__What you need to do__
Where a line below holds the string "content", copy that line.

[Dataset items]
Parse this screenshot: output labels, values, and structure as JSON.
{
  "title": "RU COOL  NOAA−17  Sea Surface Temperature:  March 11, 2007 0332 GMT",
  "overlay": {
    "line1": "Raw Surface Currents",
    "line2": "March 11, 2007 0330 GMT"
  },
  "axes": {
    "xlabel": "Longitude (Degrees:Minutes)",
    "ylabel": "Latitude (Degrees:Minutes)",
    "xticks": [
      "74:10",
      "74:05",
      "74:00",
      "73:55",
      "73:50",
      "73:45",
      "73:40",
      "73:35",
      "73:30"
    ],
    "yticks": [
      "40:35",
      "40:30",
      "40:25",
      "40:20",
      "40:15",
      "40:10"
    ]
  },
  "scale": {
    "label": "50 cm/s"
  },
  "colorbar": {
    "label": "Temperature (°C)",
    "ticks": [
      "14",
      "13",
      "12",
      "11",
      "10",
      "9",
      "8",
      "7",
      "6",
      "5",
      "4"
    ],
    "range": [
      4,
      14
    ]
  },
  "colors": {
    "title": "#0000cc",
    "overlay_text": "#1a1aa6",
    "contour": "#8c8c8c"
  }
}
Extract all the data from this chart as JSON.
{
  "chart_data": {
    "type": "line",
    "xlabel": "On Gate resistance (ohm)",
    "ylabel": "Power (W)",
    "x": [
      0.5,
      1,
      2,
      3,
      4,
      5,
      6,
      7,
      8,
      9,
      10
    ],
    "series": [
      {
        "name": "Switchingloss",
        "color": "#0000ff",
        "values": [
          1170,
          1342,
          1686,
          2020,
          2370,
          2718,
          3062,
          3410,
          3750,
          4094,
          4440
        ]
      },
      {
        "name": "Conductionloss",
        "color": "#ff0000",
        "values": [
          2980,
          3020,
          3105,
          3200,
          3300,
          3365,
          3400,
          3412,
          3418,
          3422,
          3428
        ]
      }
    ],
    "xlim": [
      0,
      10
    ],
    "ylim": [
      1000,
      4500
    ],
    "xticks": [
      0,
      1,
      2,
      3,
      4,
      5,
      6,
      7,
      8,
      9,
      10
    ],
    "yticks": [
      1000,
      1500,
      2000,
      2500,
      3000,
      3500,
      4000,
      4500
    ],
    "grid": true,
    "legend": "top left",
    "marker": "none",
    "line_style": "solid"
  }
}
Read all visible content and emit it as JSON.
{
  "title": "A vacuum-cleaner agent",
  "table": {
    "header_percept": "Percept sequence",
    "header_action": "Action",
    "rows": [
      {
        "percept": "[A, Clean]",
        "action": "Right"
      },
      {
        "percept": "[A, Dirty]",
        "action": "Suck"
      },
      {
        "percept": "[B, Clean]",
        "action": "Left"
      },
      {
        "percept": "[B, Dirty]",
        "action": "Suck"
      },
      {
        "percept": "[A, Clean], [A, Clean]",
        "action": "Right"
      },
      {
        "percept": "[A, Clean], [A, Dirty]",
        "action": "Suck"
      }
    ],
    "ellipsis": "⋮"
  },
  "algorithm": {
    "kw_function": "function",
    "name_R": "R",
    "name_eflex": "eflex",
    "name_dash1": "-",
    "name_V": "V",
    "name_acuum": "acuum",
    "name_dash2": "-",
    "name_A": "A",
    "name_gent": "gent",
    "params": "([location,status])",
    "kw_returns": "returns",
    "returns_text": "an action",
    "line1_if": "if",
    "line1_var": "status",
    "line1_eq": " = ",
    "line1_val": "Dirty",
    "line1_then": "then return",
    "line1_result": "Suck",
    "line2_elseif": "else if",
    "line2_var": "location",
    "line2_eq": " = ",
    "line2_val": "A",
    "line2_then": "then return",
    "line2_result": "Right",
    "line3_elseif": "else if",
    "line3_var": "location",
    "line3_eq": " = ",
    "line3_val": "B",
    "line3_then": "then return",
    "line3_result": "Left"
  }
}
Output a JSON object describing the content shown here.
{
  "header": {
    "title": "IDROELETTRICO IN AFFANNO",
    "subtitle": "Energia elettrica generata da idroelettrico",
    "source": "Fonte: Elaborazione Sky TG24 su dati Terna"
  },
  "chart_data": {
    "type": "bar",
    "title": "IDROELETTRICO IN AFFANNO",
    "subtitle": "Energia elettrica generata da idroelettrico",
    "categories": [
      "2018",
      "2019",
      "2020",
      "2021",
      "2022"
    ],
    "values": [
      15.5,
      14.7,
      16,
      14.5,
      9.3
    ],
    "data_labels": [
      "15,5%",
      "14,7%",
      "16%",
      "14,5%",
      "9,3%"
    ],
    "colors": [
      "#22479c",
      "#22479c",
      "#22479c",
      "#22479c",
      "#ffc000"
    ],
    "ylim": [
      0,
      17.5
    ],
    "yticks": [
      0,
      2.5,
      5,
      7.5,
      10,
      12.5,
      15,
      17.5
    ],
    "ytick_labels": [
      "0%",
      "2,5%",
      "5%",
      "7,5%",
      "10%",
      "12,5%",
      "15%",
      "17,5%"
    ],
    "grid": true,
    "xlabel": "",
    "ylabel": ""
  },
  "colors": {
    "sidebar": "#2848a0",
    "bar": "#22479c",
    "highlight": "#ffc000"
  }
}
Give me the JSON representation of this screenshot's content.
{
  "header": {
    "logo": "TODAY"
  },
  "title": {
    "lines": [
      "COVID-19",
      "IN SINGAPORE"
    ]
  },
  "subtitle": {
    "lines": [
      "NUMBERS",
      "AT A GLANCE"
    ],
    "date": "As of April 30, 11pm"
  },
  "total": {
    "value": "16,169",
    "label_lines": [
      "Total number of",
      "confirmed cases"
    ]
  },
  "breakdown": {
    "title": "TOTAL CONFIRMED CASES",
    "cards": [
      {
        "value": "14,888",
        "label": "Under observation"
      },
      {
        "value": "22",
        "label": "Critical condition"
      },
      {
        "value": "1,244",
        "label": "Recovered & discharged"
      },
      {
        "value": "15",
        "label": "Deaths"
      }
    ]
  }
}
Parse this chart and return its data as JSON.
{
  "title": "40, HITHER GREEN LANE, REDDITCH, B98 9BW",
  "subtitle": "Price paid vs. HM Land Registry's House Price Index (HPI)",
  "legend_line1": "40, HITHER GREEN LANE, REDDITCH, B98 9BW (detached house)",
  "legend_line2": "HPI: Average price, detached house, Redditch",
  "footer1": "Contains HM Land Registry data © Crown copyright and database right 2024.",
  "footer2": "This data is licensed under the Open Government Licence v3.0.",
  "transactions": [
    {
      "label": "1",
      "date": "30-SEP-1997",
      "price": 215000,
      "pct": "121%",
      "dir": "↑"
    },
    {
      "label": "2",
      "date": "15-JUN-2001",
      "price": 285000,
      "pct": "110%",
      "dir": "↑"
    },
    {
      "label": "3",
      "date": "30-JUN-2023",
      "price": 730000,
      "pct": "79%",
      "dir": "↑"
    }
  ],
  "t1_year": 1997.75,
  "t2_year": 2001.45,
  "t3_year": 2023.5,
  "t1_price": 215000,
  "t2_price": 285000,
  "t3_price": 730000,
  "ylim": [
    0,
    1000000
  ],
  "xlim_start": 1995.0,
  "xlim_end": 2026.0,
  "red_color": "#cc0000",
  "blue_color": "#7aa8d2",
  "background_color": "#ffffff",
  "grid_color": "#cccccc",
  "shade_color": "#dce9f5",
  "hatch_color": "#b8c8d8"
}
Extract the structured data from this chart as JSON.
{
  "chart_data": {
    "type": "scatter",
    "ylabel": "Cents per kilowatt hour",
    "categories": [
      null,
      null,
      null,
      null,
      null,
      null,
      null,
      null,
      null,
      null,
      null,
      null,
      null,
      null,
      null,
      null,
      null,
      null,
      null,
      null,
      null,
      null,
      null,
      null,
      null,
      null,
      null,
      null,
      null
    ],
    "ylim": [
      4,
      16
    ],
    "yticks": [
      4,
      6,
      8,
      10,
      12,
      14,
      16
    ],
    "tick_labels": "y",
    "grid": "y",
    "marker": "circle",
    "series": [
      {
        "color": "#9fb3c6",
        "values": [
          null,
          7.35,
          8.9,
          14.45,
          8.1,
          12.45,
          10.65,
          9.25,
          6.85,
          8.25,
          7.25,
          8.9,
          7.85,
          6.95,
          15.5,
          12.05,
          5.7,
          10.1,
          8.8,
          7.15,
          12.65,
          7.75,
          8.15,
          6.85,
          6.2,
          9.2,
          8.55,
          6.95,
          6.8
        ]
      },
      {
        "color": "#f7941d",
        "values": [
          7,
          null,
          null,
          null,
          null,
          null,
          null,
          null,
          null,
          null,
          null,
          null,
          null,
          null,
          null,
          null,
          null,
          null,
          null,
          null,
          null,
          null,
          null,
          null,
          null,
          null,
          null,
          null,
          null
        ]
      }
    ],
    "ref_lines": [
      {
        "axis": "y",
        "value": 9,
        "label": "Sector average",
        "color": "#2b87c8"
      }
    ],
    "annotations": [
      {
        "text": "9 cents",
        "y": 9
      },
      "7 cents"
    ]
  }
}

__Solved exercise__
Read all visible content and emit it as JSON.
Output a JSON object describing the content shown here.
Give me the JSON representation of this screenshot's content.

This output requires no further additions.